__SET PROBLEM__:
Could you transcribe every record below exactly as written, leaving out any pictures?

Figure record listings:
════════════════════

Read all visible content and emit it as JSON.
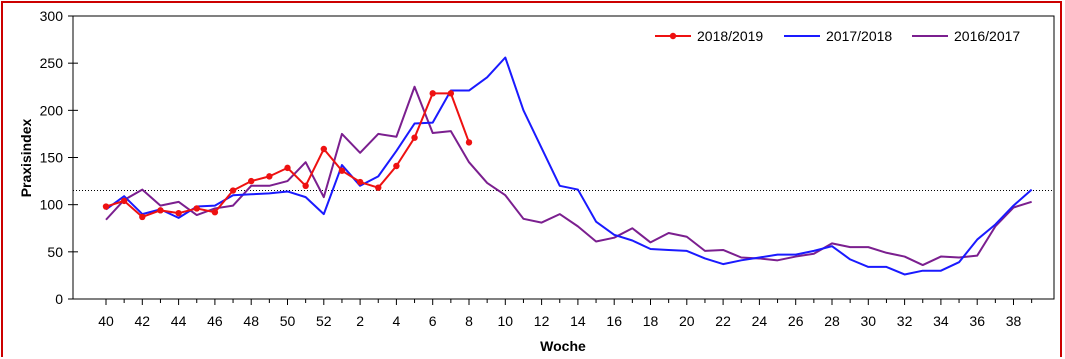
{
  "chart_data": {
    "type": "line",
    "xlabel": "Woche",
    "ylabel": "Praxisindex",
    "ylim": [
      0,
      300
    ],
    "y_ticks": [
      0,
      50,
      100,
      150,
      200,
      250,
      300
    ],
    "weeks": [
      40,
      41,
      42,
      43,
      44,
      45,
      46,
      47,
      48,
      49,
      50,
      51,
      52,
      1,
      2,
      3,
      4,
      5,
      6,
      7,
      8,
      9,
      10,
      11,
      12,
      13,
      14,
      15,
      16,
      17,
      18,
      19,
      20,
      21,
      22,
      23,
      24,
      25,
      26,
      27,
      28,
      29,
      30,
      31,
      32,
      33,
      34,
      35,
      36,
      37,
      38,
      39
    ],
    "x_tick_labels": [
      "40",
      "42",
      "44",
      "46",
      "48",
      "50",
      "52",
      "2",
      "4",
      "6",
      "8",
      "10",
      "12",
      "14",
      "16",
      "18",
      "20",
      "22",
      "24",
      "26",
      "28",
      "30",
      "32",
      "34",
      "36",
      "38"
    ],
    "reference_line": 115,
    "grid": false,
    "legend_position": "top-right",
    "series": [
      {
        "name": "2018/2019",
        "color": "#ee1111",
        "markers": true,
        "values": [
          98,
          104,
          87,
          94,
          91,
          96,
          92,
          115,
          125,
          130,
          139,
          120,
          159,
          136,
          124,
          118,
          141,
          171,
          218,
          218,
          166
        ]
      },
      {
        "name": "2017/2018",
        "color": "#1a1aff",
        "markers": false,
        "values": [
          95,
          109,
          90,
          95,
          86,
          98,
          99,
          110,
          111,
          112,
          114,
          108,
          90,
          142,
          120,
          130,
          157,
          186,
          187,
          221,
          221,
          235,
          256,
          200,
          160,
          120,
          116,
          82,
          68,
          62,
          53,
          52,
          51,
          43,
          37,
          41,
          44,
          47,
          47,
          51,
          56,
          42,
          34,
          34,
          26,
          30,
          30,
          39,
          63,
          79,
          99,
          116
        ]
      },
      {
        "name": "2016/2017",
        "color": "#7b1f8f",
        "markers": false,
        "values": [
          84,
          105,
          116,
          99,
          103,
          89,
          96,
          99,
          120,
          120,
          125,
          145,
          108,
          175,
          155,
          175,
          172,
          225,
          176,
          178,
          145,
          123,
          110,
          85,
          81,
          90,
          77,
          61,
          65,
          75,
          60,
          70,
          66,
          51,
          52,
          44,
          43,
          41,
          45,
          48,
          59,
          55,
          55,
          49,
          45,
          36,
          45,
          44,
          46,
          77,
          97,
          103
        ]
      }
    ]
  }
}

════════════════════

__TASK OUTPUT__:
Read all visible content and emit it as JSON.
{
  "chart_data": {
    "type": "line",
    "xlabel": "Woche",
    "ylabel": "Praxisindex",
    "ylim": [
      0,
      300
    ],
    "y_ticks": [
      0,
      50,
      100,
      150,
      200,
      250,
      300
    ],
    "weeks": [
      40,
      41,
      42,
      43,
      44,
      45,
      46,
      47,
      48,
      49,
      50,
      51,
      52,
      1,
      2,
      3,
      4,
      5,
      6,
      7,
      8,
      9,
      10,
      11,
      12,
      13,
      14,
      15,
      16,
      17,
      18,
      19,
      20,
      21,
      22,
      23,
      24,
      25,
      26,
      27,
      28,
      29,
      30,
      31,
      32,
      33,
      34,
      35,
      36,
      37,
      38,
      39
    ],
    "x_tick_labels": [
      "40",
      "42",
      "44",
      "46",
      "48",
      "50",
      "52",
      "2",
      "4",
      "6",
      "8",
      "10",
      "12",
      "14",
      "16",
      "18",
      "20",
      "22",
      "24",
      "26",
      "28",
      "30",
      "32",
      "34",
      "36",
      "38"
    ],
    "reference_line": 115,
    "grid": false,
    "legend_position": "top-right",
    "series": [
      {
        "name": "2018/2019",
        "color": "#ee1111",
        "markers": true,
        "values": [
          98,
          104,
          87,
          94,
          91,
          96,
          92,
          115,
          125,
          130,
          139,
          120,
          159,
          136,
          124,
          118,
          141,
          171,
          218,
          218,
          166
        ]
      },
      {
        "name": "2017/2018",
        "color": "#1a1aff",
        "markers": false,
        "values": [
          95,
          109,
          90,
          95,
          86,
          98,
          99,
          110,
          111,
          112,
          114,
          108,
          90,
          142,
          120,
          130,
          157,
          186,
          187,
          221,
          221,
          235,
          256,
          200,
          160,
          120,
          116,
          82,
          68,
          62,
          53,
          52,
          51,
          43,
          37,
          41,
          44,
          47,
          47,
          51,
          56,
          42,
          34,
          34,
          26,
          30,
          30,
          39,
          63,
          79,
          99,
          116
        ]
      },
      {
        "name": "2016/2017",
        "color": "#7b1f8f",
        "markers": false,
        "values": [
          84,
          105,
          116,
          99,
          103,
          89,
          96,
          99,
          120,
          120,
          125,
          145,
          108,
          175,
          155,
          175,
          172,
          225,
          176,
          178,
          145,
          123,
          110,
          85,
          81,
          90,
          77,
          61,
          65,
          75,
          60,
          70,
          66,
          51,
          52,
          44,
          43,
          41,
          45,
          48,
          59,
          55,
          55,
          49,
          45,
          36,
          45,
          44,
          46,
          77,
          97,
          103
        ]
      }
    ]
  }
}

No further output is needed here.